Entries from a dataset
· · · · ·

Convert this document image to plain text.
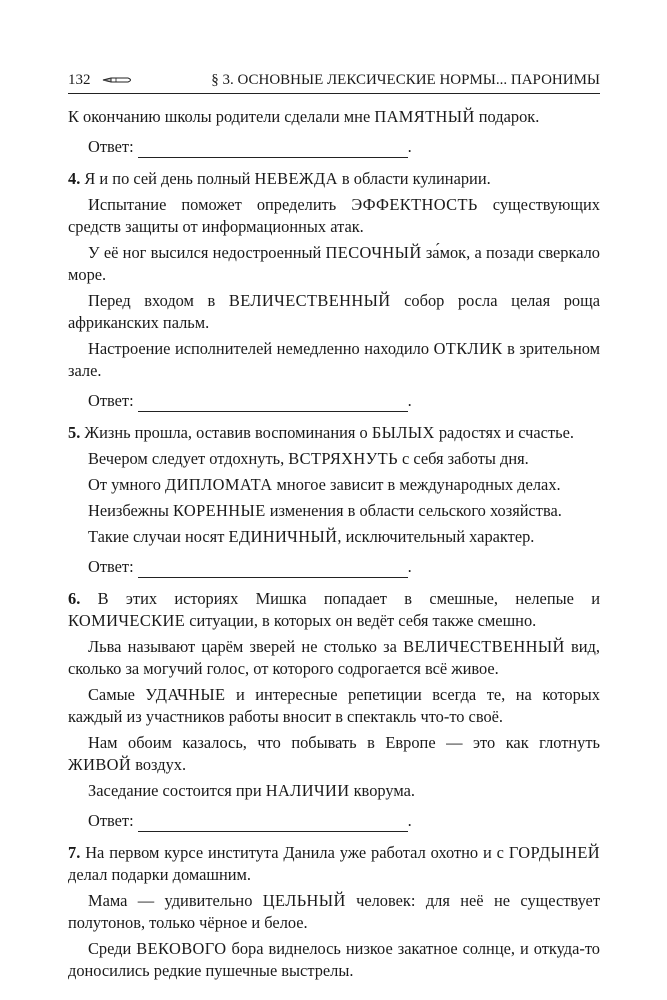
132	§ 3. ОСНОВНЫЕ ЛЕКСИЧЕСКИЕ НОРМЫ... ПАРОНИМЫ

К окончанию школы родители сделали мне ПАМЯТНЫЙ подарок.

Ответ:	.

4. Я и по сей день полный НЕВЕЖДА в области кулинарии.

Испытание поможет определить ЭФФЕКТНОСТЬ существующих средств защиты от информационных атак.

У её ног высился недостроенный ПЕСОЧНЫЙ за́мок, а позади сверкало море.

Перед входом в ВЕЛИЧЕСТВЕННЫЙ собор росла целая роща африканских пальм.

Настроение исполнителей немедленно находило ОТКЛИК в зрительном зале.

Ответ:	.

5. Жизнь прошла, оставив воспоминания о БЫЛЫХ радостях и счастье.

Вечером следует отдохнуть, ВСТРЯХНУТЬ с себя заботы дня.

От умного ДИПЛОМАТА многое зависит в международных делах.

Неизбежны КОРЕННЫЕ изменения в области сельского хозяйства.

Такие случаи носят ЕДИНИЧНЫЙ, исключительный характер.

Ответ:	.

6. В этих историях Мишка попадает в смешные, нелепые и КОМИЧЕСКИЕ ситуации, в которых он ведёт себя также смешно.

Льва называют царём зверей не столько за ВЕЛИЧЕСТВЕННЫЙ вид, сколько за могучий голос, от которого содрогается всё живое.

Самые УДАЧНЫЕ и интересные репетиции всегда те, на которых каждый из участников работы вносит в спектакль что-то своё.

Нам обоим казалось, что побывать в Европе — это как глотнуть ЖИВОЙ воздух.

Заседание состоится при НАЛИЧИИ кворума.

Ответ:	.

7. На первом курсе института Данила уже работал охотно и с ГОРДЫНЕЙ делал подарки домашним.

Мама — удивительно ЦЕЛЬНЫЙ человек: для неё не существует полутонов, только чёрное и белое.

Среди ВЕКОВОГО бора виднелось низкое закатное солнце, и откуда-то доносились редкие пушечные выстрелы.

· · · · ·

Exercise task ▸ Each record above must be returned exactly as written, with its pictures omitted.

Task answer ▸
Convert this document image to plain text.
132	§ 3. ОСНОВНЫЕ ЛЕКСИЧЕСКИЕ НОРМЫ... ПАРОНИМЫ

К окончанию школы родители сделали мне ПАМЯТНЫЙ подарок.

Ответ:	.

4. Я и по сей день полный НЕВЕЖДА в области кулинарии.

Испытание поможет определить ЭФФЕКТНОСТЬ существующих средств защиты от информационных атак.

У её ног высился недостроенный ПЕСОЧНЫЙ за́мок, а позади сверкало море.

Перед входом в ВЕЛИЧЕСТВЕННЫЙ собор росла целая роща африканских пальм.

Настроение исполнителей немедленно находило ОТКЛИК в зрительном зале.

Ответ:	.

5. Жизнь прошла, оставив воспоминания о БЫЛЫХ радостях и счастье.

Вечером следует отдохнуть, ВСТРЯХНУТЬ с себя заботы дня.

От умного ДИПЛОМАТА многое зависит в международных делах.

Неизбежны КОРЕННЫЕ изменения в области сельского хозяйства.

Такие случаи носят ЕДИНИЧНЫЙ, исключительный характер.

Ответ:	.

6. В этих историях Мишка попадает в смешные, нелепые и КОМИЧЕСКИЕ ситуации, в которых он ведёт себя также смешно.

Льва называют царём зверей не столько за ВЕЛИЧЕСТВЕННЫЙ вид, сколько за могучий голос, от которого содрогается всё живое.

Самые УДАЧНЫЕ и интересные репетиции всегда те, на которых каждый из участников работы вносит в спектакль что-то своё.

Нам обоим казалось, что побывать в Европе — это как глотнуть ЖИВОЙ воздух.

Заседание состоится при НАЛИЧИИ кворума.

Ответ:	.

7. На первом курсе института Данила уже работал охотно и с ГОРДЫНЕЙ делал подарки домашним.

Мама — удивительно ЦЕЛЬНЫЙ человек: для неё не существует полутонов, только чёрное и белое.

Среди ВЕКОВОГО бора виднелось низкое закатное солнце, и откуда-то доносились редкие пушечные выстрелы.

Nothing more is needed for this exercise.